## Selection
* * *

On occasion, the inmates actually do take over the asylum.  Similarly, business personnel can be defeated by their IT peers, although many might argue that such an unexpected role reversal cannot happen.

They say that business is in charge, that business has the budget, and business dictates requirements. They are wrong; business is supposed But circumstances do happen wherein IT influences business to such an extent that IT becomes the puppet master. When such a defeat of the user kingdom occurs, the evidence is visible in users who can only explain the business in terms of the specific IT implementation, or lack thereof. And under these extreme IT controlling influences, business may often see the existing implementation of a solution as “the only way.” 

Terms like “GUID” or other system-generated bits and keys enter the business discussion as if they were a natural part of the trade.  These users have been over-exposed to raw implementation details and choices.  Once this vicious cycle takes hold, unusual things appear; the latest solutions or iterations often include the same short-comings as the old solutions.  What is most recent is only newer, and not very much better.  Ultimately, IT staff become the only ones who can explain the improvements, which may be limited to the coding language or tool used behind the scenes.

* * *

## Tasks to perform
A - In the passage about IT controlling business, what terms enter the business discussion as if they were a natural part of the trade?
B - Write what comes next in the passage about IT controlling business, picking up after its final sentence.

[Image layout annotations]
* * *

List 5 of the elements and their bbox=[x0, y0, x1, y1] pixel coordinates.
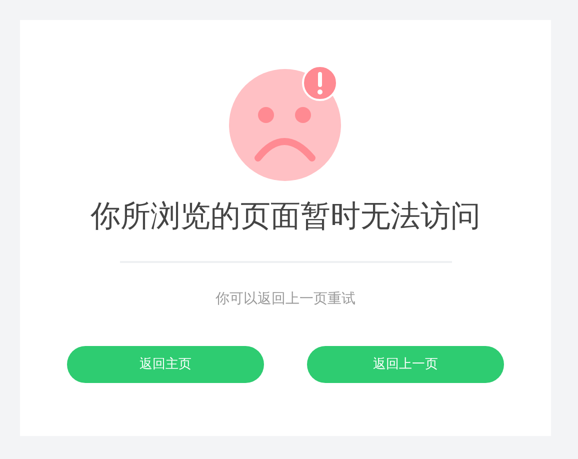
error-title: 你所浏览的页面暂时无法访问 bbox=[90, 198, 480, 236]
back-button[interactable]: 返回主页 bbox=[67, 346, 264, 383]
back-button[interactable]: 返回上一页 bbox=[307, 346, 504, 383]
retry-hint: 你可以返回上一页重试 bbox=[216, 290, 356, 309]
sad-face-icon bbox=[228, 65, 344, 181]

* * *

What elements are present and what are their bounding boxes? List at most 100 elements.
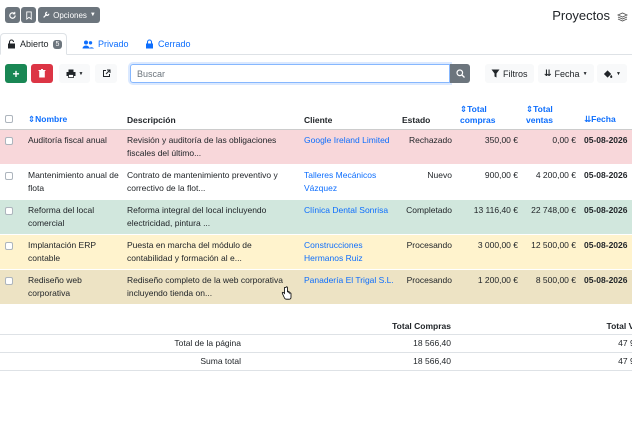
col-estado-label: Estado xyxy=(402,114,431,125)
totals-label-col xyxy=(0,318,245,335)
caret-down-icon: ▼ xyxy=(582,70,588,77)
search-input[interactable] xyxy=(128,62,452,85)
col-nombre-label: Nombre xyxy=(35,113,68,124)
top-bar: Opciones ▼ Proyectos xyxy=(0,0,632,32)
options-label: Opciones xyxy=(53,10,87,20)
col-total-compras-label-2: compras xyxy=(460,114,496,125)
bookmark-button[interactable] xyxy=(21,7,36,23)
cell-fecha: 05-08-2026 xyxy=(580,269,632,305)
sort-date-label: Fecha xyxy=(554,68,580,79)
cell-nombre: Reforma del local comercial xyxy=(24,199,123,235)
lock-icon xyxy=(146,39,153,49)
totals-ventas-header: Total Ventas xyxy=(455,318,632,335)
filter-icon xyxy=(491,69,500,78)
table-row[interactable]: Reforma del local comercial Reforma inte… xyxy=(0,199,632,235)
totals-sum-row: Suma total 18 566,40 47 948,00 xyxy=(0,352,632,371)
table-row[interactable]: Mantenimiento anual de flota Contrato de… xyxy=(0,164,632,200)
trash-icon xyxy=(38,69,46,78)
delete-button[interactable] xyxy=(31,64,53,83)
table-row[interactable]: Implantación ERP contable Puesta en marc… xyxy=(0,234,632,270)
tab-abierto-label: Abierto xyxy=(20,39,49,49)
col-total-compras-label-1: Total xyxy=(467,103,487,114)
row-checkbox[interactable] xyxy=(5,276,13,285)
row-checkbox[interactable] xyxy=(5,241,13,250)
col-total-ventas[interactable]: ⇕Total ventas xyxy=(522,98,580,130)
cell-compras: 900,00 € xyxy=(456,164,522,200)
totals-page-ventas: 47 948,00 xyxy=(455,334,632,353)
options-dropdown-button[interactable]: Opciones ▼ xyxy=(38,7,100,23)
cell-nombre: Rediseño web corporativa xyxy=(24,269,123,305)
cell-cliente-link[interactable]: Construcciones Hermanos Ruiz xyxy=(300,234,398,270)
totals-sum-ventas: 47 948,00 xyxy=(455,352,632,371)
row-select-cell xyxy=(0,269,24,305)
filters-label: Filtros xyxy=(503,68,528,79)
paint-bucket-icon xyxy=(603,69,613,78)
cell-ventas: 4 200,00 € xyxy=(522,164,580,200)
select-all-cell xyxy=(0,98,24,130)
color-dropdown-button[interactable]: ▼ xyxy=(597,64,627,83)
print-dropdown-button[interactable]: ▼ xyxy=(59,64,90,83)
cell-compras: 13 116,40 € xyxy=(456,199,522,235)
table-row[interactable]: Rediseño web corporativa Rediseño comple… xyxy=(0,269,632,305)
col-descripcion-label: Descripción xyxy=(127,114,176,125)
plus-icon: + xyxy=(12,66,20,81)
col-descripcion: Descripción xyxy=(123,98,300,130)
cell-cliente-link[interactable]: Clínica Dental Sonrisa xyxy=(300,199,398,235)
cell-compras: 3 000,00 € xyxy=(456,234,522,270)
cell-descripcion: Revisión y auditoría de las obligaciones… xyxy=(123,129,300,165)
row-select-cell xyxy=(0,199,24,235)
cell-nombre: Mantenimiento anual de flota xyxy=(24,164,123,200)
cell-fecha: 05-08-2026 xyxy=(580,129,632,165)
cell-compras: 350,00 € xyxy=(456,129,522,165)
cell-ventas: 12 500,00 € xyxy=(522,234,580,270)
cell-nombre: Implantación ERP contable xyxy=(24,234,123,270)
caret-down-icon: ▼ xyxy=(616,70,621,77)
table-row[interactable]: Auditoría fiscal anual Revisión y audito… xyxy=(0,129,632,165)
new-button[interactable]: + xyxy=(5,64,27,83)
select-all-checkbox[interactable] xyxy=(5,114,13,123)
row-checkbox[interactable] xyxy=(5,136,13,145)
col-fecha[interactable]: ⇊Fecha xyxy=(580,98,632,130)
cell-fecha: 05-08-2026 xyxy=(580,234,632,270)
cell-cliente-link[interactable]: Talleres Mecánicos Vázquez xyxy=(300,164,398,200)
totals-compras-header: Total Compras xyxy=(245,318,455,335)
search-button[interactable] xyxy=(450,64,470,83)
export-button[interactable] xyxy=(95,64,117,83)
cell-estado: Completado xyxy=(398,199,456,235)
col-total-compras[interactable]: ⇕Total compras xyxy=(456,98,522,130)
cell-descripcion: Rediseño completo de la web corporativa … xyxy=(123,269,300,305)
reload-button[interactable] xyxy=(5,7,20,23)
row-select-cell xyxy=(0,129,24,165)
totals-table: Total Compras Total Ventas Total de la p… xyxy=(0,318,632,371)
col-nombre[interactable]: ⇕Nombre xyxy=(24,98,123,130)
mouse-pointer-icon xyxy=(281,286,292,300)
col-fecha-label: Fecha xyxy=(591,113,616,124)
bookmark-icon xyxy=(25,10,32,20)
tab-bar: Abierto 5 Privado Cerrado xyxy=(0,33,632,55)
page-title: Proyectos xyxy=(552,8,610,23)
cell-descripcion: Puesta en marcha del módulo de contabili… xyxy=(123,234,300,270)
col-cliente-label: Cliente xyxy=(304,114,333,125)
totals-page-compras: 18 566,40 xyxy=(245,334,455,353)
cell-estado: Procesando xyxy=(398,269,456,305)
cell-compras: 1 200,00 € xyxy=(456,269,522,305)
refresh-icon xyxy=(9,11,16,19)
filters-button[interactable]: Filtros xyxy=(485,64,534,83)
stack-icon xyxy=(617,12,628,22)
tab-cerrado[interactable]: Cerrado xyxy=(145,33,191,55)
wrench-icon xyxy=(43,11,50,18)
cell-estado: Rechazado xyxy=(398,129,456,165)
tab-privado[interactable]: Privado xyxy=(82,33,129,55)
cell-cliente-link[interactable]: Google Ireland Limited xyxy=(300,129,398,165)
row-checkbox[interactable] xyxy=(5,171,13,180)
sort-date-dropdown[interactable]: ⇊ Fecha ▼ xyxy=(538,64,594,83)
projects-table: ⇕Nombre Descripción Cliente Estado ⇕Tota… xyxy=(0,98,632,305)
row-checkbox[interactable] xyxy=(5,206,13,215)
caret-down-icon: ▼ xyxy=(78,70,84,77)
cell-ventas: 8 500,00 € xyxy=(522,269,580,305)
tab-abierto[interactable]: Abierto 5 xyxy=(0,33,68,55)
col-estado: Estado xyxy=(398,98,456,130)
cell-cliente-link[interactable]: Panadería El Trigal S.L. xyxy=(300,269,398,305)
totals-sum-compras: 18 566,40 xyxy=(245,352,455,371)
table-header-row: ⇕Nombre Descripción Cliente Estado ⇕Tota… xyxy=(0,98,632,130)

* * *

## Answers below
A - "GUID" and other system-generated bits and keys.

B -
As the description of the business now incorporates these IT additions, any new solution analysis is made that much harder.  For an outside analyst entering the flip-flopped world, identifying requirements is a Himalayan challenge.  Internal analysis becomes a non-entity, since “everyone knows” that what is present is “as it is” and “as it is” is just fine; in fact, how could it possibly be any different.  But for an outsider, alien to the existing status quo, separating out true business rules and requirements from the accepted implementations and code-based cul-de-sacs is a very difficult task.  The user has been trained to explain only the actual implementation and not what business task it was intended to address. 

It can be a verbal battle to help users climb out of the box they have become accustomed to living within.  The analyst must continually push the users to embrace the heart of the desired functionality, to split apart terms and ideas that these users have accepted as inseparable.  The same question must be asked yet again but from different aspects and perspectives to see what things truly stand for functional concepts and what things stand in the way.  There is a certain joy an analyst or designer may experience in bringing a user to the precipice of understanding where the user can start thinking in terms of ideas, rather than of column names.  The accepted IT-named identifier may turn out to be a strong key given to a weak associative entity, and no one in business may really understand why the association exists.  A good analyst strips the varnish off these concepts so these basic ideas can be explored and refined further.  Some ideas may need to be removed from future designs because these ideas represent artifacts of a specific approach rather than a true requirement.  Ideas that remain should have agreed upon business definitions that make the object/identifier’s reason for existence clear, to both business and future IT maintenance staff.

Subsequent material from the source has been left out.